→ **SET TASK**
List every line below containing "Reykjavíkurflugvöllur".

Records excerpted from a collection
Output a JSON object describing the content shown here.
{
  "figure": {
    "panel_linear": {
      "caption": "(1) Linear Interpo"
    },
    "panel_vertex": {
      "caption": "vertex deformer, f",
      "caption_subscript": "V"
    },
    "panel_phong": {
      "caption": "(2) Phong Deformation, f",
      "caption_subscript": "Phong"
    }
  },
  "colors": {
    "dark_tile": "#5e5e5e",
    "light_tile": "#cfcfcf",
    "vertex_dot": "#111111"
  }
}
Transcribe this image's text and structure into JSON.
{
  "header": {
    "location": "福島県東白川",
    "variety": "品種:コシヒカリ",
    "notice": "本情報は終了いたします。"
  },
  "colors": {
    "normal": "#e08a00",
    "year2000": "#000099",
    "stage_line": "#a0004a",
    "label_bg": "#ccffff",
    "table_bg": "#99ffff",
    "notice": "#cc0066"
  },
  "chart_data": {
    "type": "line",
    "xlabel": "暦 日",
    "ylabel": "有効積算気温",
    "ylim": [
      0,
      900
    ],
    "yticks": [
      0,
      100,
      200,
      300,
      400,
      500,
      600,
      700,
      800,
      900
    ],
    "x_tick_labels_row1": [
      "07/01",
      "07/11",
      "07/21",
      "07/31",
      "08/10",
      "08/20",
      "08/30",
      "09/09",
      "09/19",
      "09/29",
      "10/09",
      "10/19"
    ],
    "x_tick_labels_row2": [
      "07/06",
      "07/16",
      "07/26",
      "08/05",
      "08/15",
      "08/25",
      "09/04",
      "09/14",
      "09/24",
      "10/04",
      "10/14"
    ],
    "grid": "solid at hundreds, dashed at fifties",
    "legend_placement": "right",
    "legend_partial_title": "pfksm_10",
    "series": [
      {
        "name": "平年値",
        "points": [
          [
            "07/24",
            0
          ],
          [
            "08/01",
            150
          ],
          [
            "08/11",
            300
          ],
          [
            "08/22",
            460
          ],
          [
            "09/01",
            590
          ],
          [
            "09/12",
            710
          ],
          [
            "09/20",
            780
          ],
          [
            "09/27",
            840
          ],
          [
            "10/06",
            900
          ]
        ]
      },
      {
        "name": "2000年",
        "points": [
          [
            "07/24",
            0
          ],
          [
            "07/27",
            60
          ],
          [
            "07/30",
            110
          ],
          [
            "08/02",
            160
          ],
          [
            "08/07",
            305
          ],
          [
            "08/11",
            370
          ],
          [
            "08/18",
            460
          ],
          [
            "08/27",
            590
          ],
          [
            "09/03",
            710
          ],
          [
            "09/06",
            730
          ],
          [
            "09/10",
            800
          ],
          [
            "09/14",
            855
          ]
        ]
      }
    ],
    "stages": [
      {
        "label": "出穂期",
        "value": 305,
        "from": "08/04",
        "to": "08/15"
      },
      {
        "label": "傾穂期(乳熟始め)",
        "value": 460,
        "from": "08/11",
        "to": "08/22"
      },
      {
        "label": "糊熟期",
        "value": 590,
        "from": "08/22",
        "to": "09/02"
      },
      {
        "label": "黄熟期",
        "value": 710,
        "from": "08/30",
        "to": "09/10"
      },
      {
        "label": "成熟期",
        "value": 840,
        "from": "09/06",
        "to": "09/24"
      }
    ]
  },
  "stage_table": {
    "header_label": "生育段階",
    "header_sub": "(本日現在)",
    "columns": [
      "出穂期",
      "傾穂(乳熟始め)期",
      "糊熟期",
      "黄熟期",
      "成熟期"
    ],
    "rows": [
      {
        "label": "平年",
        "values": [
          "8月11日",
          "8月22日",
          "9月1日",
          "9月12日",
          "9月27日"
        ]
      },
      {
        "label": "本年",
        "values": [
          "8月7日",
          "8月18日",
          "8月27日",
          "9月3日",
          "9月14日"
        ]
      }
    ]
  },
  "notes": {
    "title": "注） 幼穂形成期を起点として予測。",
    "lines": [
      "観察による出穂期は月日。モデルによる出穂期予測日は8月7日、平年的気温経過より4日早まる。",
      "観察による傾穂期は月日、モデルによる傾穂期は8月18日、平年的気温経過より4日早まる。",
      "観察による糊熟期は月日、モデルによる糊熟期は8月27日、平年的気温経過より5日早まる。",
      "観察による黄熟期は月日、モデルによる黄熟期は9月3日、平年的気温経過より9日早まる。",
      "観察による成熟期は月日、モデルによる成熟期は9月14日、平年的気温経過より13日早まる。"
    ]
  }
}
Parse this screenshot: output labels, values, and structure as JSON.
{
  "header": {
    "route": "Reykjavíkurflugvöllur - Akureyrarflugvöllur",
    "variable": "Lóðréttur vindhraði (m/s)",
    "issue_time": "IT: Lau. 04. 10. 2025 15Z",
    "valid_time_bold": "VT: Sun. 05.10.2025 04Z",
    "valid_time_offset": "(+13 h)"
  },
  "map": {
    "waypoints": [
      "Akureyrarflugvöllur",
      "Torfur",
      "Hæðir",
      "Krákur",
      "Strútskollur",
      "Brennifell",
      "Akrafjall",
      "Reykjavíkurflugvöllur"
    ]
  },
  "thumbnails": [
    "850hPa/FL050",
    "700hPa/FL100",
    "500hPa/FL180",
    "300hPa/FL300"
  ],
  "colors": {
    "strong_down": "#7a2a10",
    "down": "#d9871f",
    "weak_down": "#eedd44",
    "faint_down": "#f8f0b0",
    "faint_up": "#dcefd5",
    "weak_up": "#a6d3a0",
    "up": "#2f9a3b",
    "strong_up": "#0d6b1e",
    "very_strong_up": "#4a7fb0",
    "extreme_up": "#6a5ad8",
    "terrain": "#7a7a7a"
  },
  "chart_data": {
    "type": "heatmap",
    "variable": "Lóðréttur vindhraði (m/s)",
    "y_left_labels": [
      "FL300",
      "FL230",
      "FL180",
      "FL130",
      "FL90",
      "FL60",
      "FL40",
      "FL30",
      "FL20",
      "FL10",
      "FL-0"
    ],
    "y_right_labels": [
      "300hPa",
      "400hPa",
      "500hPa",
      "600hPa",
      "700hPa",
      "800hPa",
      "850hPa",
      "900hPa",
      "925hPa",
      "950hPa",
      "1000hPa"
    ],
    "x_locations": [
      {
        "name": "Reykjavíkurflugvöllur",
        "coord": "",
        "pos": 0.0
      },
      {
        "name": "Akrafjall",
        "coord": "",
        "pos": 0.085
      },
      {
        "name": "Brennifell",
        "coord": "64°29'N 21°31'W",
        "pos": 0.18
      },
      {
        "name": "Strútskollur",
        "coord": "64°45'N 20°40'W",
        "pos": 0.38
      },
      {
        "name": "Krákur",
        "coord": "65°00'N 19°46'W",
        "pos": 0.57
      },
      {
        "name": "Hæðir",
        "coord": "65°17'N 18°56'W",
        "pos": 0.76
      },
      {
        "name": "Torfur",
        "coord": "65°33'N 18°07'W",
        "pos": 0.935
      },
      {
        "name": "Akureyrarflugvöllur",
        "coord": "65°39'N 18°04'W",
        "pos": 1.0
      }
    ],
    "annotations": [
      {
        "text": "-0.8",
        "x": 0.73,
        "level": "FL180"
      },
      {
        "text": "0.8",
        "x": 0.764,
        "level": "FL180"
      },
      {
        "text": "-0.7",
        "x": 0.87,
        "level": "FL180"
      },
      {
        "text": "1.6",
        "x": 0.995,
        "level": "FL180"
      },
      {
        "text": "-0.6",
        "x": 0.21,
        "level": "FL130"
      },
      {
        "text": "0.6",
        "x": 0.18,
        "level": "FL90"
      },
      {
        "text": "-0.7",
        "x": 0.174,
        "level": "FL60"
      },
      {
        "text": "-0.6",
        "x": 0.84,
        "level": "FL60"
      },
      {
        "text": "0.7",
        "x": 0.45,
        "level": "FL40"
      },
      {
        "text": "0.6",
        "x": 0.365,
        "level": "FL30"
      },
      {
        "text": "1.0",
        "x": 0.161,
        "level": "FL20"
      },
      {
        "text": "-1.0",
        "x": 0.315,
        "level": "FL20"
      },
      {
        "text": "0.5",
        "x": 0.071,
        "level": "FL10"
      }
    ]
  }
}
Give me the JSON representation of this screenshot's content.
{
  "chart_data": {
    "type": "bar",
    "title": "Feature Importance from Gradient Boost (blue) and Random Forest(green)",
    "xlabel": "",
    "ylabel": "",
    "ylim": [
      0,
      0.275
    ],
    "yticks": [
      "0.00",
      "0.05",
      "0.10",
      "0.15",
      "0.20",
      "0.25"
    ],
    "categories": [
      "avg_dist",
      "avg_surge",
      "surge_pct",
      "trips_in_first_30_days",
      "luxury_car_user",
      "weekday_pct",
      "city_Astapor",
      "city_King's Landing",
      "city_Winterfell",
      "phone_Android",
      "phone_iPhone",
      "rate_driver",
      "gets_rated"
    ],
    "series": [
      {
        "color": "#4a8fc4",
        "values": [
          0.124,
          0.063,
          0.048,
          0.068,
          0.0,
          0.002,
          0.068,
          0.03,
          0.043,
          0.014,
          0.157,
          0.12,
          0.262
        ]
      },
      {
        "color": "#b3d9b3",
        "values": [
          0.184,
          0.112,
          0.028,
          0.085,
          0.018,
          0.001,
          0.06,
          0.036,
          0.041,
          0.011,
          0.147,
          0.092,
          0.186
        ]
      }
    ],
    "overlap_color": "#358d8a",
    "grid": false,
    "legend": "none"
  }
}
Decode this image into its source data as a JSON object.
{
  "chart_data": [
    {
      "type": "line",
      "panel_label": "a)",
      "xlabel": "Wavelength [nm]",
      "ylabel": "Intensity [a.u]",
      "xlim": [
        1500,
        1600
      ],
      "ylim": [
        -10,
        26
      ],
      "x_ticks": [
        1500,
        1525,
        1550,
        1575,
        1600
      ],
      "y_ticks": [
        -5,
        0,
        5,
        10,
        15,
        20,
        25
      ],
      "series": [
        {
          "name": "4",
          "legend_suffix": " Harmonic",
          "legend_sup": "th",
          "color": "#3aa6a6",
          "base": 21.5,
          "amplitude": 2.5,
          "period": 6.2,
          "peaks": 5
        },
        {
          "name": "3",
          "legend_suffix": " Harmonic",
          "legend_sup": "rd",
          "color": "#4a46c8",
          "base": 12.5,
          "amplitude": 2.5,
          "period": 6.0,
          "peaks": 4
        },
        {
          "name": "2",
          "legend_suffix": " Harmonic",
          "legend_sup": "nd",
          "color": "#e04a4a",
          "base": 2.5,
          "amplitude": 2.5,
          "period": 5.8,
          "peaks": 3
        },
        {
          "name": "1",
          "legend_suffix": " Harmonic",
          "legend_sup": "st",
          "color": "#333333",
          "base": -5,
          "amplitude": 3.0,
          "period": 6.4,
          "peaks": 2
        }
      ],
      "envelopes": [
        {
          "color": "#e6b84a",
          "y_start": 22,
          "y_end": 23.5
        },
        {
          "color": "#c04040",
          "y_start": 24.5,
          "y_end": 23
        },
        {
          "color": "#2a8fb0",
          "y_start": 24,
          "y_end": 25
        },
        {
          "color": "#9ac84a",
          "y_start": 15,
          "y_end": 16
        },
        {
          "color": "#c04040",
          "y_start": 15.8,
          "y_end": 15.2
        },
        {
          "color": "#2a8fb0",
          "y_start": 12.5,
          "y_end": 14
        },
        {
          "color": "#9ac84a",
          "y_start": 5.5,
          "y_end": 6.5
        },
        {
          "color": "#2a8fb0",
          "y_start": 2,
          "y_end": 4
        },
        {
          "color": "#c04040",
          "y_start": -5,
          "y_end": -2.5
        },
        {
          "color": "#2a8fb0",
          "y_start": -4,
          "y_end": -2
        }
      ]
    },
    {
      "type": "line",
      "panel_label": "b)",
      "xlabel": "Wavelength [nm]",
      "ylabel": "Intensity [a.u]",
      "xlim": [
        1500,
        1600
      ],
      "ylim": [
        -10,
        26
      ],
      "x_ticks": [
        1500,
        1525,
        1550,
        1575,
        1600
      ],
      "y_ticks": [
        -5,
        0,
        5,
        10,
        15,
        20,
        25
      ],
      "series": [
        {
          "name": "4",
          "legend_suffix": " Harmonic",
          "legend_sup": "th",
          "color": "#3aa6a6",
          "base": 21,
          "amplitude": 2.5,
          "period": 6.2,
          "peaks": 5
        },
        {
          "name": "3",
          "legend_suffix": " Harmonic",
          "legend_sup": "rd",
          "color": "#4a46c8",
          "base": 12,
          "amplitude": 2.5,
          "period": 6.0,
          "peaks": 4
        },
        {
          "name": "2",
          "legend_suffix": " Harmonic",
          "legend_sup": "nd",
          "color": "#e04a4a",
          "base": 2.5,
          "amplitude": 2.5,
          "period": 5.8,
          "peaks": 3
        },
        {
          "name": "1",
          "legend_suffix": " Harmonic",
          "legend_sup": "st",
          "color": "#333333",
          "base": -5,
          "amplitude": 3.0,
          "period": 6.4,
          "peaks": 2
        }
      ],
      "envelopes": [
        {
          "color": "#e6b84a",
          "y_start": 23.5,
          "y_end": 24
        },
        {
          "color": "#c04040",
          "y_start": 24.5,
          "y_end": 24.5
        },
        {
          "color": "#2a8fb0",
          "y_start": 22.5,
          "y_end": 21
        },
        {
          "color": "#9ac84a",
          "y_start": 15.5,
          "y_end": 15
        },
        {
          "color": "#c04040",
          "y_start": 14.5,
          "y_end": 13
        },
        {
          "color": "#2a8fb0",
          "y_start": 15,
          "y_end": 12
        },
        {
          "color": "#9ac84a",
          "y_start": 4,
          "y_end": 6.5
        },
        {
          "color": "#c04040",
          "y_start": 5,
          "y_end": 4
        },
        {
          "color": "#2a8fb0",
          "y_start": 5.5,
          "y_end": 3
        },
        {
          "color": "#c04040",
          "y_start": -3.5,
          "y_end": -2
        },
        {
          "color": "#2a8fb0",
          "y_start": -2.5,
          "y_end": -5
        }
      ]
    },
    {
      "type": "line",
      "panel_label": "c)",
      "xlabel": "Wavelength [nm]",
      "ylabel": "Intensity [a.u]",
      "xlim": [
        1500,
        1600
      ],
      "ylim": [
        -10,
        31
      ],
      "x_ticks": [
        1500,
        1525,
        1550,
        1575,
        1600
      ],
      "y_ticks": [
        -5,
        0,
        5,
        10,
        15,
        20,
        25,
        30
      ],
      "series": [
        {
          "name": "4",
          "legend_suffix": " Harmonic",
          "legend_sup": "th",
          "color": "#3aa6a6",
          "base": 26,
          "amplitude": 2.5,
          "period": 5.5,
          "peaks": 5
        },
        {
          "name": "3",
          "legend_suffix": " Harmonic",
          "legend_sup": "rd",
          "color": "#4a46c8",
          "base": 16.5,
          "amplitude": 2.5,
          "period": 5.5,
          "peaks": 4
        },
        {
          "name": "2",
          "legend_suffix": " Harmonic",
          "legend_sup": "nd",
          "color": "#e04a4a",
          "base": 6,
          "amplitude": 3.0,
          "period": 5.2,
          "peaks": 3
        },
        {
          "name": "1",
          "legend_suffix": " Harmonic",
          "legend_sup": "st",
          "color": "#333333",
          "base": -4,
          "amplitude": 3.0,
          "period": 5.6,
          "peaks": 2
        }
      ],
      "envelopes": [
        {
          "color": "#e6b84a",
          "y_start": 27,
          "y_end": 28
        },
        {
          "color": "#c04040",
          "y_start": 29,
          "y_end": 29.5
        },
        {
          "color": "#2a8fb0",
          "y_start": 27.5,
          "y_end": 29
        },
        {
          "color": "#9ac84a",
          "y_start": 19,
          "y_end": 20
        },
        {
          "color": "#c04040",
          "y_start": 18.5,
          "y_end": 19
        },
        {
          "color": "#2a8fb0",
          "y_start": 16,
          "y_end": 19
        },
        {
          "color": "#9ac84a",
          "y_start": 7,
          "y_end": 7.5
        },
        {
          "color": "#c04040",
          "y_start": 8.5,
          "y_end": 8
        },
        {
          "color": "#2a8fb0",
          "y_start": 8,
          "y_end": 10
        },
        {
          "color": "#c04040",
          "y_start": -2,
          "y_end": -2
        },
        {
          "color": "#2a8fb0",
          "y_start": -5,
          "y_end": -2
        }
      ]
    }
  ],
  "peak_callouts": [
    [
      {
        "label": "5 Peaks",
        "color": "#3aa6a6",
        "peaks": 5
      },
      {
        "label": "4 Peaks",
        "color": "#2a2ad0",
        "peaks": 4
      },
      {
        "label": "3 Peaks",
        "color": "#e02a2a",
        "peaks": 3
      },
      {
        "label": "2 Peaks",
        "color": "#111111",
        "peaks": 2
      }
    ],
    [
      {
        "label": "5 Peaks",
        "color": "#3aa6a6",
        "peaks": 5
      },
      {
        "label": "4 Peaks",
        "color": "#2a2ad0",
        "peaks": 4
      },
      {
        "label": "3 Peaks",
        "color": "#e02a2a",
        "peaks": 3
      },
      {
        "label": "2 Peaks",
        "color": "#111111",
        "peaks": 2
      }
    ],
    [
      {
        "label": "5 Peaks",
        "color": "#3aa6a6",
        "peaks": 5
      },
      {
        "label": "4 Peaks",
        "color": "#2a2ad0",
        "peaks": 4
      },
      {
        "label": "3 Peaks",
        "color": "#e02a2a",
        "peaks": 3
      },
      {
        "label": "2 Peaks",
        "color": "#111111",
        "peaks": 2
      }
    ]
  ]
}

→ **TASK ANSWER**
    "route": "Reykjavíkurflugvöllur - Akureyrarflugvöllur",
      "Reykjavíkurflugvöllur"
        "name": "Reykjavíkurflugvöllur",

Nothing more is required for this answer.